— START OF TEXT TO READ —
As I was watching the sunset from our campsite, a Great Blue Heron flapped lazily overhead, heading down toward the beach.

1/8   A day to putter around the trailer. I spent several hours designing and testing a swivel bracket to allow tilting the solar panels to the side of the trailer. In the past, we've only been able to tilt them front-to-back, so that the tilt capability was useful only when the trailer was facing approximately north or south.

A network of hiking trails surrounds the campground. I wandered over several of them in the afternoon. On a rocky knob just north of the campground, I discovered a small grove of ancient live oaks - one is several feet in diameter, and incredibly twisted and gnarled. Perhaps I'll go back with the camera tomorrow.

At sunset, a pair of owls began a duet, somewhere in the fringe of pines just southwest of our campsite. They are pitched a major third apart, harmonizing nicely - perhaps one is not quite full grown?

1/9   There's a small flock of Oregon Juncos picking through the grass around our campsite. I don't remember seeing this species before. They look like someone dipped their heads and necks into jet-black paint, then touched up the beaks with white - the contrast is distinctive.
— END OF TEXT TO READ —
— START OF INFORMATION GIVEN —
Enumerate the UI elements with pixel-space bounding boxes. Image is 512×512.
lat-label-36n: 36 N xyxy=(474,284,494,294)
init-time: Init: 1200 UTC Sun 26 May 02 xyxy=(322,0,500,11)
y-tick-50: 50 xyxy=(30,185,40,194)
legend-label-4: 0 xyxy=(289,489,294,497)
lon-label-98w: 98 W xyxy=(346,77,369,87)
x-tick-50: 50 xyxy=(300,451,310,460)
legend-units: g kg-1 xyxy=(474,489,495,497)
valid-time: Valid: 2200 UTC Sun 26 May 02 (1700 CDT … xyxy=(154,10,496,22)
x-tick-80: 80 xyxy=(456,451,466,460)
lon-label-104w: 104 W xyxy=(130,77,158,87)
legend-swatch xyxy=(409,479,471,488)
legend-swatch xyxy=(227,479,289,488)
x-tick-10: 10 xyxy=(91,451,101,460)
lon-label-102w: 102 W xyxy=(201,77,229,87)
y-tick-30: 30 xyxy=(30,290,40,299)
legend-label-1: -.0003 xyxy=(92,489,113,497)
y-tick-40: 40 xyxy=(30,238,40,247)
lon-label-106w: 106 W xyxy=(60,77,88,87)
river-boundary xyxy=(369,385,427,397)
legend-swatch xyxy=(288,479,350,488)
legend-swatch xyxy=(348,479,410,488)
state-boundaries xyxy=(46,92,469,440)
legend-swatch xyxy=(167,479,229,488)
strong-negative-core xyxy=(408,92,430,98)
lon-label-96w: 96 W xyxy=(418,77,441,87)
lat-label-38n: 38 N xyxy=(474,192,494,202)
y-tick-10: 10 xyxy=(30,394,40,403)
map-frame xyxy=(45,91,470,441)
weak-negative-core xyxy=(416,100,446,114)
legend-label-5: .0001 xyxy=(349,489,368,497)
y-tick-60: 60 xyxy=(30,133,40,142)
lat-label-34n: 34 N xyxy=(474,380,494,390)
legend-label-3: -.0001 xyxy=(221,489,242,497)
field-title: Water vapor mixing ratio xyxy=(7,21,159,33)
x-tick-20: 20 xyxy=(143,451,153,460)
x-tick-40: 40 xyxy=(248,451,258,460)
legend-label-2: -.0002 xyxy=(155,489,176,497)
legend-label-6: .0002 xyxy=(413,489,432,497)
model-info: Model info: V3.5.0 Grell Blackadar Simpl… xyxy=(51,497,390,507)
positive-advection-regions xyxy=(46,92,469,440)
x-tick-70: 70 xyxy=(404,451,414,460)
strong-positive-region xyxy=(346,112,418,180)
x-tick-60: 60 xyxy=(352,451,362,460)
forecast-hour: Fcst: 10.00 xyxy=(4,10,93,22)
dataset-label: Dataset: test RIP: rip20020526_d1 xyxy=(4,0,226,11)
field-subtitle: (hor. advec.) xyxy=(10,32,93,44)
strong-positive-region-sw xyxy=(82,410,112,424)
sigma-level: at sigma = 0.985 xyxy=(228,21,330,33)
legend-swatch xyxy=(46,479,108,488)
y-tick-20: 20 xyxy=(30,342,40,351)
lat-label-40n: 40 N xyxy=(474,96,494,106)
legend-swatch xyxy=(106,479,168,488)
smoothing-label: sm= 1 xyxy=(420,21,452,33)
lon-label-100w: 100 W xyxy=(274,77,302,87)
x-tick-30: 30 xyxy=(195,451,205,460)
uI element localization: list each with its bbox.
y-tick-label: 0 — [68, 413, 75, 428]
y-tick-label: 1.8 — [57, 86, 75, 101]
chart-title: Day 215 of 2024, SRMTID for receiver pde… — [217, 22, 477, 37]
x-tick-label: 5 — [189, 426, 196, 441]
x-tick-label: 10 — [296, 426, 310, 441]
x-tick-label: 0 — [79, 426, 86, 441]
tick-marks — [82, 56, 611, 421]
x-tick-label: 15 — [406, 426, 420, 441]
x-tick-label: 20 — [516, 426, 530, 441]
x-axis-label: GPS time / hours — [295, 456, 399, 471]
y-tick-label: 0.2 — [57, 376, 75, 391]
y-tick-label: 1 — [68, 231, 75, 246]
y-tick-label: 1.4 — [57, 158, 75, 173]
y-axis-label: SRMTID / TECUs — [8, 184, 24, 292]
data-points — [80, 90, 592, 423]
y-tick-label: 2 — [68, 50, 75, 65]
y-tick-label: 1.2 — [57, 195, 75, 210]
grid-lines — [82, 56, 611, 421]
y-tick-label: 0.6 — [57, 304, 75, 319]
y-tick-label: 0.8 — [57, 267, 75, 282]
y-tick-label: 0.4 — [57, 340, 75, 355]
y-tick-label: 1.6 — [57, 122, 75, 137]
— END OF INFORMATION GIVEN —
**EXERCISE AIM**
In the camping journal, why did the writer spend hours on a swivel bracket for the solar panels? Answer in one to three sentences.

**FINISHED EXERCISE**
The bracket would let the panels tilt to the side of the trailer. Before, they could only tilt front-to-back, so tilting helped only when the trailer faced approximately north or south.